Exercise directions: Gather every line below where "name" appears.

Source records:
-- BEGIN --

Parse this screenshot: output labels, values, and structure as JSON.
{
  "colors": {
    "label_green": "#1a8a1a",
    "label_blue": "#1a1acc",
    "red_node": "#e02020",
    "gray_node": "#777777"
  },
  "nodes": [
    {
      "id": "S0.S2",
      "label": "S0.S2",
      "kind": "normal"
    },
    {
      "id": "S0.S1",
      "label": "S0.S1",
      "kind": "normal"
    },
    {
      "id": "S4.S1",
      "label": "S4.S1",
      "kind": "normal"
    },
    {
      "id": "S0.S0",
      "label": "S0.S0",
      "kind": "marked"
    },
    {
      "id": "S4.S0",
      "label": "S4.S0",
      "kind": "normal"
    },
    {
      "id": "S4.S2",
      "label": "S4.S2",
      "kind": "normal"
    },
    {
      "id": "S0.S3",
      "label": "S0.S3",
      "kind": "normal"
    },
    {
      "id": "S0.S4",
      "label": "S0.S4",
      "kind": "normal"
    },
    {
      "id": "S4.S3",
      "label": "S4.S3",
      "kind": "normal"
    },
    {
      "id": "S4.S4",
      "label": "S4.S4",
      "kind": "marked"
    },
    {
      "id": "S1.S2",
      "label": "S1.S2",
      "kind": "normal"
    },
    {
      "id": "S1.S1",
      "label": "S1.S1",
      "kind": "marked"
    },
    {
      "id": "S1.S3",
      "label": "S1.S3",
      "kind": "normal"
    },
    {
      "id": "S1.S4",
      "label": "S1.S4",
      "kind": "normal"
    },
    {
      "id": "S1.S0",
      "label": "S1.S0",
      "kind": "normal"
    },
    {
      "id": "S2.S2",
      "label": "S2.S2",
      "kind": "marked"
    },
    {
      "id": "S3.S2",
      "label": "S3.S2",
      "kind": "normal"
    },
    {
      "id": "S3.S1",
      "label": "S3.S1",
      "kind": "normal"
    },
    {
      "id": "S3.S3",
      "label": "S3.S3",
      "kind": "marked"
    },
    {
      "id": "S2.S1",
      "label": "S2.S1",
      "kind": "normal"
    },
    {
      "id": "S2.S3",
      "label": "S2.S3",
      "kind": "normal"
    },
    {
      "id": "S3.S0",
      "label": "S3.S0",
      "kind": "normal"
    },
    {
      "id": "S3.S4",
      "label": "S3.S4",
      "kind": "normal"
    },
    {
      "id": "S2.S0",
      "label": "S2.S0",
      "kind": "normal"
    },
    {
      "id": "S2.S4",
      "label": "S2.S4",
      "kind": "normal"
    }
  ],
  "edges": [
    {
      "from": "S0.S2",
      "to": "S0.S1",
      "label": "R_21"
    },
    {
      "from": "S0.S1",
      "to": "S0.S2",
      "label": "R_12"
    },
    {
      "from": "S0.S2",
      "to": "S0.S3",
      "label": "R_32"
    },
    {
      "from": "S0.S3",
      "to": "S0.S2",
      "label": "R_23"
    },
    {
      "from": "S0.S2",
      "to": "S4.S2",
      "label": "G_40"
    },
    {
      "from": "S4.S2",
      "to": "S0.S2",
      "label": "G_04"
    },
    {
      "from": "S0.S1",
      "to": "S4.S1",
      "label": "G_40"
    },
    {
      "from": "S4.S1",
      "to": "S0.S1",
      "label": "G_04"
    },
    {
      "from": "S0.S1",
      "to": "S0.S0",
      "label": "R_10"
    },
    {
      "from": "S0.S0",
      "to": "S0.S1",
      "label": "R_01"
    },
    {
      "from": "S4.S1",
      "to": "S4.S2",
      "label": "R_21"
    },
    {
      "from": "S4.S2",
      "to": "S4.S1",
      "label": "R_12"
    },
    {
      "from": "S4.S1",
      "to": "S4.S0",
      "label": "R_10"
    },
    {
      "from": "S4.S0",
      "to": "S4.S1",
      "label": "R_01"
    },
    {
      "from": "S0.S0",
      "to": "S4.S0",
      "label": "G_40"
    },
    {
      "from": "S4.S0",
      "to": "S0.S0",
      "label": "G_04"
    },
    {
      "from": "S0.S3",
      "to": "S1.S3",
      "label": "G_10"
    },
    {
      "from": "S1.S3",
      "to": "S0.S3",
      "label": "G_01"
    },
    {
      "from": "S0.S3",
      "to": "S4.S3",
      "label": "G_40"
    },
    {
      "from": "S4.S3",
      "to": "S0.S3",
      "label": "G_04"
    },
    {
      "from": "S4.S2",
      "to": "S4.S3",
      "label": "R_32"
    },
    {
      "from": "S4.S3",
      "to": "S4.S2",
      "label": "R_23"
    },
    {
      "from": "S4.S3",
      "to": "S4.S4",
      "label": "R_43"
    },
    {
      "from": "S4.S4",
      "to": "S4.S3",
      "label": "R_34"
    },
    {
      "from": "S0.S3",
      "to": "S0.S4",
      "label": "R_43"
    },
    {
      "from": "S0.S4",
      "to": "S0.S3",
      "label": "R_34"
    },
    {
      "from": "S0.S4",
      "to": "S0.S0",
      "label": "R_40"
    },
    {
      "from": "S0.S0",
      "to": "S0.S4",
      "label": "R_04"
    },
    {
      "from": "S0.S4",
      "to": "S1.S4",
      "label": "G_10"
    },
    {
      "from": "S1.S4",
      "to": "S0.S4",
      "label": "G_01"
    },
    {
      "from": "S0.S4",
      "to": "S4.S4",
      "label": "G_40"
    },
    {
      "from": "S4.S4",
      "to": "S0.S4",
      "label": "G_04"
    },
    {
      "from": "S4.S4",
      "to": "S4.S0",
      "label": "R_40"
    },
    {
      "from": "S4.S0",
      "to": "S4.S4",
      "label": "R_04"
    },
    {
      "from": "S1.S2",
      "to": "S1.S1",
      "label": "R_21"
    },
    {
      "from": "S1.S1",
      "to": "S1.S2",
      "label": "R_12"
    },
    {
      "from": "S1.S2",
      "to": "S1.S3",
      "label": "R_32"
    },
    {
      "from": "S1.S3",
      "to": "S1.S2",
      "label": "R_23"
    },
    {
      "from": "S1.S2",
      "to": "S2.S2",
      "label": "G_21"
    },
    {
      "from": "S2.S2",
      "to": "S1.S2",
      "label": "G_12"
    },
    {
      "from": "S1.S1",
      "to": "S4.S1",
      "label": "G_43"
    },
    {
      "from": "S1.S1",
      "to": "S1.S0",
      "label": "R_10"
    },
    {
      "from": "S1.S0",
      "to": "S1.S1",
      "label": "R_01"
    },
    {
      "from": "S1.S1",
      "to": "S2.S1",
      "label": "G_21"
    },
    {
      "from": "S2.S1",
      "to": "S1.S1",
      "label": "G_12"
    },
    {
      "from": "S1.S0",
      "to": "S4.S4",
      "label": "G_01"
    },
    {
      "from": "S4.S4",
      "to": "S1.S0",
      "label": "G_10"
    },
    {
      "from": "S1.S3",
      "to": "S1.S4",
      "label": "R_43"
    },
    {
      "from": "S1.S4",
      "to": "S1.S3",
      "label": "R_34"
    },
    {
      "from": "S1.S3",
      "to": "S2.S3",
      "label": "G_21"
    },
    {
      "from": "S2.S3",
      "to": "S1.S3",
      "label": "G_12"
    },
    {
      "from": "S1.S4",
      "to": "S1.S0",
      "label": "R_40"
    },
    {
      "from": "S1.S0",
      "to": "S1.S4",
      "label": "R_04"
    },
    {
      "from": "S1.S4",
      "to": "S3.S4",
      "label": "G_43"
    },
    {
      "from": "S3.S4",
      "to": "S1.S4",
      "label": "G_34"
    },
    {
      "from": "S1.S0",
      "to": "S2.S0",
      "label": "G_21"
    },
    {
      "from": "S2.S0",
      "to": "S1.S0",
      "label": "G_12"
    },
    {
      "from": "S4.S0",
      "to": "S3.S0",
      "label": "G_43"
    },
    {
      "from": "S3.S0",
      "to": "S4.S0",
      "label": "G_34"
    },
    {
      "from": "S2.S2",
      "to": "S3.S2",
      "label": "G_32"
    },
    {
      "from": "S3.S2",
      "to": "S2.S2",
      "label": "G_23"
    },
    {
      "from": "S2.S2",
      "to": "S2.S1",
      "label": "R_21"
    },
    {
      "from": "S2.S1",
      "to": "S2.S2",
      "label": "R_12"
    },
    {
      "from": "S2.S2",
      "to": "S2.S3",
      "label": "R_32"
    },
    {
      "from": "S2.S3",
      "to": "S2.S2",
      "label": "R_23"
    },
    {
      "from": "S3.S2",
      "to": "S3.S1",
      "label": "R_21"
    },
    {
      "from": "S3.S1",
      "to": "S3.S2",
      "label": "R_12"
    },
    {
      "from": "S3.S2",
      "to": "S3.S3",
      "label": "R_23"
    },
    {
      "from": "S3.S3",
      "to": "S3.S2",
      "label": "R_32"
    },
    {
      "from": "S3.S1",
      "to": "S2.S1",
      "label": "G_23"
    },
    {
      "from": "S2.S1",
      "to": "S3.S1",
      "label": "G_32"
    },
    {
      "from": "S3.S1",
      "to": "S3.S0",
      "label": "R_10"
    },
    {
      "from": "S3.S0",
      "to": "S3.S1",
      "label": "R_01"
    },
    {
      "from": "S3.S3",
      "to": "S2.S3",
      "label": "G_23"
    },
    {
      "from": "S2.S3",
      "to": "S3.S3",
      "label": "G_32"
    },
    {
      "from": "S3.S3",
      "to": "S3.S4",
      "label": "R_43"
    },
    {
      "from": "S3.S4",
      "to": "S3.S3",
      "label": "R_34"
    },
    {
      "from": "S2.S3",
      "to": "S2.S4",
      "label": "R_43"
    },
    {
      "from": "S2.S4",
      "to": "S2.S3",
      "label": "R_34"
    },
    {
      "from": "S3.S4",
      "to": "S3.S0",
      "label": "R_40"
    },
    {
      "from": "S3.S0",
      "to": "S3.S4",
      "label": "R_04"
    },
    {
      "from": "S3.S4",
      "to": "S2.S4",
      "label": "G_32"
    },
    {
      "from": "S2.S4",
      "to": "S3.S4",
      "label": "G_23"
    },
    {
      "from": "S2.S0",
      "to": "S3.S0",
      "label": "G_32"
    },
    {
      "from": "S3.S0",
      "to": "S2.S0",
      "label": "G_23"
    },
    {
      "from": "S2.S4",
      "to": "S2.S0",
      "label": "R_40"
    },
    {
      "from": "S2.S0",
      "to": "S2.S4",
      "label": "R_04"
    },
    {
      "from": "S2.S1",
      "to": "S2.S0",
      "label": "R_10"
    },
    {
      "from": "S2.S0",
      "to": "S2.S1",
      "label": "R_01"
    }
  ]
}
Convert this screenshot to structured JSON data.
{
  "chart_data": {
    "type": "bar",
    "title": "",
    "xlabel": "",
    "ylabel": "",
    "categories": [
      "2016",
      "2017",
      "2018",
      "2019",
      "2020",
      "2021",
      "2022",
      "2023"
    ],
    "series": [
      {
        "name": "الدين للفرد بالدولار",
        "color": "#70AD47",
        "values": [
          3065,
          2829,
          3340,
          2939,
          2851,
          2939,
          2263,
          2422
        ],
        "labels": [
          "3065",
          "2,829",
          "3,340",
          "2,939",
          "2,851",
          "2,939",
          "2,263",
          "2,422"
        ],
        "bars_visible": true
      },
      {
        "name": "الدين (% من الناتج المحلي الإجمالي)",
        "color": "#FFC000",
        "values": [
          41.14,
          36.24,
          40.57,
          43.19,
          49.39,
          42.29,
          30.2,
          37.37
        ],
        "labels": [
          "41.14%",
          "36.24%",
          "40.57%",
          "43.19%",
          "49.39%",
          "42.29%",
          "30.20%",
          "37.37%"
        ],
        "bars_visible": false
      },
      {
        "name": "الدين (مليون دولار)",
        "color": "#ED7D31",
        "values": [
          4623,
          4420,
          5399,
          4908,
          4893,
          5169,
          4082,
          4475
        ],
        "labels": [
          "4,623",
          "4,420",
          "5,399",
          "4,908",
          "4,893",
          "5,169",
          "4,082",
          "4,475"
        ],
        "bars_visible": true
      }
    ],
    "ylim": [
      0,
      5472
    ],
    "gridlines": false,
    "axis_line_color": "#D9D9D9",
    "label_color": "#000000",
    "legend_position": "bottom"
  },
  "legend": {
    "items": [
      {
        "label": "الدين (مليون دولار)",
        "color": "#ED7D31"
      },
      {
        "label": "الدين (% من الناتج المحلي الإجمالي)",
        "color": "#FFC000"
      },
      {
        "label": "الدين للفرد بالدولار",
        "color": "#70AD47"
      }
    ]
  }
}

-- END --

Reply to the exercise:
        "name": "الدين للفرد بالدولار",
        "name": "الدين (% من الناتج المحلي الإجمالي)",
        "name": "الدين (مليون دولار)",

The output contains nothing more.